» **What is asked**:
Count the lines below that contain the word "description", and report only that number.
▬▬▬
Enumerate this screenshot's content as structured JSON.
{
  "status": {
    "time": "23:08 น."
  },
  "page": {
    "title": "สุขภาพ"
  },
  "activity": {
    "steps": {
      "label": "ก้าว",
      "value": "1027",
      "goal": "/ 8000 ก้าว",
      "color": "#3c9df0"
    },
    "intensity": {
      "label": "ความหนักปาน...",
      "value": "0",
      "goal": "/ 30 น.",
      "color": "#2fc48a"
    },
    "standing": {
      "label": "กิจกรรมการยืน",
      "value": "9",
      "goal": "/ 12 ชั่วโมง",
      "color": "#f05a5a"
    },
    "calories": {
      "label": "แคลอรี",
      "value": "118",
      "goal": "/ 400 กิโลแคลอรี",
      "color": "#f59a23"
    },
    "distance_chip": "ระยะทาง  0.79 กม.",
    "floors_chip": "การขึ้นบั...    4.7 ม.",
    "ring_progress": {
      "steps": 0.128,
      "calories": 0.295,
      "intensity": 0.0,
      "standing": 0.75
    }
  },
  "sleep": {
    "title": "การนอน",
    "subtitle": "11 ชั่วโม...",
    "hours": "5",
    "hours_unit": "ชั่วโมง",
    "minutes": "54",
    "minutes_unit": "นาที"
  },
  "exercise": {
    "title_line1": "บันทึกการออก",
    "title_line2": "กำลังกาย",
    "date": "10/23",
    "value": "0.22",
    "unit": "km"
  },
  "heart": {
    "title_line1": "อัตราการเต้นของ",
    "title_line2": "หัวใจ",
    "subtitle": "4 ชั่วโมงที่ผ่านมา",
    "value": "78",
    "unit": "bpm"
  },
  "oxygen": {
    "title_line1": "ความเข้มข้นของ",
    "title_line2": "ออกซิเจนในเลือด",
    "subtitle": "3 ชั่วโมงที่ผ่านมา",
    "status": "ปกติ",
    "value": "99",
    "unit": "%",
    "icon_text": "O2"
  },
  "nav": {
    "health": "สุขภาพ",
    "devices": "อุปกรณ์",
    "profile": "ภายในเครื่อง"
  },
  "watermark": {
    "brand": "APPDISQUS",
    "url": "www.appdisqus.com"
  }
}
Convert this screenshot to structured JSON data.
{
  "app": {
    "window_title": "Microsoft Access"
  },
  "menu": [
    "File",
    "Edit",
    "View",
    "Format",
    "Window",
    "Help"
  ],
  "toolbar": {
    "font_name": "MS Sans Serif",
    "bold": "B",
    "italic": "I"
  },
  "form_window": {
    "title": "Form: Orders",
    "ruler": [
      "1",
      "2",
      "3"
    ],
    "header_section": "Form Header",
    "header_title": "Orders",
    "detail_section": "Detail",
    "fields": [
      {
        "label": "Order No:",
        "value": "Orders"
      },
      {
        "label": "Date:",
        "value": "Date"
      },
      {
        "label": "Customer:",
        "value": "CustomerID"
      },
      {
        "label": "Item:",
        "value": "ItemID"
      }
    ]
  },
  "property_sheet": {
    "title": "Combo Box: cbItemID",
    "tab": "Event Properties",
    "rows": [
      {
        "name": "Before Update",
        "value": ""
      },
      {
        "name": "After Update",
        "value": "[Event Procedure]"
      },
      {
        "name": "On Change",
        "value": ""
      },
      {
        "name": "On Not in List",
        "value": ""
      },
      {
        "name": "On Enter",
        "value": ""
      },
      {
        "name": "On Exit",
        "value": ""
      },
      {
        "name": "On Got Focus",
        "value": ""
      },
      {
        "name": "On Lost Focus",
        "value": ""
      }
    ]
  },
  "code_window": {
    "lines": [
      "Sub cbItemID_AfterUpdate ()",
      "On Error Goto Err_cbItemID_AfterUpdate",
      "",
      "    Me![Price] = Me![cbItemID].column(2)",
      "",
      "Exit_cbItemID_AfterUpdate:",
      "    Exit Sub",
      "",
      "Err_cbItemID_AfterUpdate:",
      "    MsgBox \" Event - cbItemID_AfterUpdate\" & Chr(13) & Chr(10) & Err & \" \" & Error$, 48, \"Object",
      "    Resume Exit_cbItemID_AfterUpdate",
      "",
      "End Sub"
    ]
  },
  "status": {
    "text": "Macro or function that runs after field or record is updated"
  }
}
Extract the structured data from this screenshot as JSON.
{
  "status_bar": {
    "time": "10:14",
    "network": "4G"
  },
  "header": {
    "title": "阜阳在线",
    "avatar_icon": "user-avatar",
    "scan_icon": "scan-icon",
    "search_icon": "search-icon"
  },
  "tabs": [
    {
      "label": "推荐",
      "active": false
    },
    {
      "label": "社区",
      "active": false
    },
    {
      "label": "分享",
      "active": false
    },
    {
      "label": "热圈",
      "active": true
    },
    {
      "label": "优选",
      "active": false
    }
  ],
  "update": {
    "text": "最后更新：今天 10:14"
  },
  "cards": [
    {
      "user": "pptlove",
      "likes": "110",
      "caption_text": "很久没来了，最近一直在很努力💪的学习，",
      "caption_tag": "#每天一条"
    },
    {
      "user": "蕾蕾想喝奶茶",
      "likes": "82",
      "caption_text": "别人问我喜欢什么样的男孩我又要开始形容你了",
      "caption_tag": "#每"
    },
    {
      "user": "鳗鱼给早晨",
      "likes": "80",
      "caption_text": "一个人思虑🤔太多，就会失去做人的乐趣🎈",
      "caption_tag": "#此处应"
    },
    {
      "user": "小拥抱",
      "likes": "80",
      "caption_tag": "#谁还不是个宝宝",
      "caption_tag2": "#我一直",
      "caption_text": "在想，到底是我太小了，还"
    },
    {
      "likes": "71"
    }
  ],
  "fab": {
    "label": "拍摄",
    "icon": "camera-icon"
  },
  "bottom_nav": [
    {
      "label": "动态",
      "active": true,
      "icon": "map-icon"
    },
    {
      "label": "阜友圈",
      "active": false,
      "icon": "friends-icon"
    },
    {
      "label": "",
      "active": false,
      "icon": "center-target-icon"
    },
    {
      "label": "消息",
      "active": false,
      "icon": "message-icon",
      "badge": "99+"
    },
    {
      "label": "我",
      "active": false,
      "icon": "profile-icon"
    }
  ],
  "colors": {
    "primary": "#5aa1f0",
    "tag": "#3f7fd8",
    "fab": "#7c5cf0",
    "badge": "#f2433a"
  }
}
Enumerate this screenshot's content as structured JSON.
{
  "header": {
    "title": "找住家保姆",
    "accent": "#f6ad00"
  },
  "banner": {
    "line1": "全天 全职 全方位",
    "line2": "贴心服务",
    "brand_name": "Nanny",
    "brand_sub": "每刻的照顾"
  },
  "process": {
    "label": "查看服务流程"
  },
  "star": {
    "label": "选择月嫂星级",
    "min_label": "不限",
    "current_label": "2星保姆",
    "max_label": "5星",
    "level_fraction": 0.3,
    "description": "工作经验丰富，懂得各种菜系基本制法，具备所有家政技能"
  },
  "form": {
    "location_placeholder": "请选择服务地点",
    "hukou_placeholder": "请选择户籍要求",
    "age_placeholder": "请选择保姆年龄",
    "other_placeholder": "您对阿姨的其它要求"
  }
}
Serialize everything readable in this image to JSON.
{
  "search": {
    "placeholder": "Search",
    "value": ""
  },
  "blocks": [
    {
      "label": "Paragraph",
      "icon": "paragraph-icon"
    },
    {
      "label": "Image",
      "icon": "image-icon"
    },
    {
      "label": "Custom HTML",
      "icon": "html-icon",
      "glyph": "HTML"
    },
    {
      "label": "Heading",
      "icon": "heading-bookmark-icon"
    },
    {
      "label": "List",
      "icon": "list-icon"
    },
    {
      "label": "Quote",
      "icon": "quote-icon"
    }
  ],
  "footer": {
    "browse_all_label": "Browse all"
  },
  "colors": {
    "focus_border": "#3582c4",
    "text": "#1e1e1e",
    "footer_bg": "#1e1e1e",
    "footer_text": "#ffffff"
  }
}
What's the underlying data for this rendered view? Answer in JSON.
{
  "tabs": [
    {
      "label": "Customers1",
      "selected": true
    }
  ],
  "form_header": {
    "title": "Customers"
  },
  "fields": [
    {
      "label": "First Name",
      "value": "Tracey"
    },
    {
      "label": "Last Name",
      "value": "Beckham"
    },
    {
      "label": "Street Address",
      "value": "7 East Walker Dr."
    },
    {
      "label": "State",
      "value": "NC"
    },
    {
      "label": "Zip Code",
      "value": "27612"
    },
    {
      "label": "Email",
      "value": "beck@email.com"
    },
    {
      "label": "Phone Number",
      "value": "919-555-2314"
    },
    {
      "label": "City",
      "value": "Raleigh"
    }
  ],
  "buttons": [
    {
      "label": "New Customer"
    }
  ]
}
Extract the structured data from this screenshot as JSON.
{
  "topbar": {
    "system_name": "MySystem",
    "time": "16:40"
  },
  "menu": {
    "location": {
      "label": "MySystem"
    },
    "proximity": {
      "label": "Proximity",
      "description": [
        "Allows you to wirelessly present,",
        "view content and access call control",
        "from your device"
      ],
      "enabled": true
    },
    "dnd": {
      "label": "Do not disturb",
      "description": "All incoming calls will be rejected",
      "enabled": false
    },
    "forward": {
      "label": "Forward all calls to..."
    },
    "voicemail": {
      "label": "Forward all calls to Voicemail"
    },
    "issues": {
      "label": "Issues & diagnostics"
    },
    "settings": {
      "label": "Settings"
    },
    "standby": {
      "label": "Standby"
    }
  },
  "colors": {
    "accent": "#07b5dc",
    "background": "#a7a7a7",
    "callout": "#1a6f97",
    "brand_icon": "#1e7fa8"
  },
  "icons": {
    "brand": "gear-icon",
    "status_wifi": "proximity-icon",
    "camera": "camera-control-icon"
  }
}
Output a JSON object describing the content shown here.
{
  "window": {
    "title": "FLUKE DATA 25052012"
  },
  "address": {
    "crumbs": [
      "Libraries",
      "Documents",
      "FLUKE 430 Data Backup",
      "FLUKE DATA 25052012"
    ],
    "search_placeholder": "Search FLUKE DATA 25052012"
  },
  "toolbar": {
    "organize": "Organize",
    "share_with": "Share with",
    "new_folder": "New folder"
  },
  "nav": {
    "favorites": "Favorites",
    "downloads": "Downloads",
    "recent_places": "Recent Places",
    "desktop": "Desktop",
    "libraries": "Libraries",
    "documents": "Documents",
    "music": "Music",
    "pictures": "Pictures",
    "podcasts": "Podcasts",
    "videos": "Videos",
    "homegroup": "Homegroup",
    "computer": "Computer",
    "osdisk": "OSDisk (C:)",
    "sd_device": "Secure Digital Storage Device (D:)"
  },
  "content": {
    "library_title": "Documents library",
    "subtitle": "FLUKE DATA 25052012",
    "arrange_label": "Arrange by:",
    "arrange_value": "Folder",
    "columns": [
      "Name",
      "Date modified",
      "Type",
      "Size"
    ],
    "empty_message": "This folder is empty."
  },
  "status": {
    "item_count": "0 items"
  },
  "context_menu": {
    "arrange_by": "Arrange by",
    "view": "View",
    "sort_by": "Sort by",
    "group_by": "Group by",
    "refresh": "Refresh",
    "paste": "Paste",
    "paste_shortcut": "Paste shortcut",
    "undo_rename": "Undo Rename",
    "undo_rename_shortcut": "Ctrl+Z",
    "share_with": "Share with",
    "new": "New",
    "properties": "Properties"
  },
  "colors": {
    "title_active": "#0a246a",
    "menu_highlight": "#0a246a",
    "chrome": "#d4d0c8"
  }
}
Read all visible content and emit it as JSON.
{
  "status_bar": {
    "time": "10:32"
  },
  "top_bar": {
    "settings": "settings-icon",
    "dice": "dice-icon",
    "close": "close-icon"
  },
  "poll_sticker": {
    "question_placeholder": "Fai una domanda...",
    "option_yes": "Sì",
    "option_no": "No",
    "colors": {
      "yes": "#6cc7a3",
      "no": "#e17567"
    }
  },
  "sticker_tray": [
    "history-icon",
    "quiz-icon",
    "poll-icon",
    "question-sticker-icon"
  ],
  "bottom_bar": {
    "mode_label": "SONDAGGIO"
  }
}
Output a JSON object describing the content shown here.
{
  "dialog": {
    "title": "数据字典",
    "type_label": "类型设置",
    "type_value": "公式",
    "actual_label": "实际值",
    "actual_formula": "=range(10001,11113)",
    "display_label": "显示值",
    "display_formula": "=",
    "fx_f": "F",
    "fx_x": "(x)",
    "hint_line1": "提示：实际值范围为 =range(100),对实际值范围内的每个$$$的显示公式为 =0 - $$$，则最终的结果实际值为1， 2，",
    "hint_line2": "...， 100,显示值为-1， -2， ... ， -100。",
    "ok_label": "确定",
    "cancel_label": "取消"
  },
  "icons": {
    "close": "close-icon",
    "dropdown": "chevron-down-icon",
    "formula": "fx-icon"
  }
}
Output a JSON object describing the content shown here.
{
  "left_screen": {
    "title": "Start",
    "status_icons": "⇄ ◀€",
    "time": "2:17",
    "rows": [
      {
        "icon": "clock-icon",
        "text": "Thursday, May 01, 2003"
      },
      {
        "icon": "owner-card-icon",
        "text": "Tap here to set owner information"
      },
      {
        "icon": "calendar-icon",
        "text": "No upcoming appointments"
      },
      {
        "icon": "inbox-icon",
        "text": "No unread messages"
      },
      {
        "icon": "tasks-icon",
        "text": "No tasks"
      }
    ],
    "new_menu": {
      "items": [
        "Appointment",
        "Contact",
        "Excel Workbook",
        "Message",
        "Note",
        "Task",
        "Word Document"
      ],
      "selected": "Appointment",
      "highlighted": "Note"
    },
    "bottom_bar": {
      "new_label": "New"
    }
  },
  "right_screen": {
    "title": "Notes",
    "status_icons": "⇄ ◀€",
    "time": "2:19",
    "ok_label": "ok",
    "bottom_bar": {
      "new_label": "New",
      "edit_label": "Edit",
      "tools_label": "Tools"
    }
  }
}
▬▬▬
» **Response to this task**:
3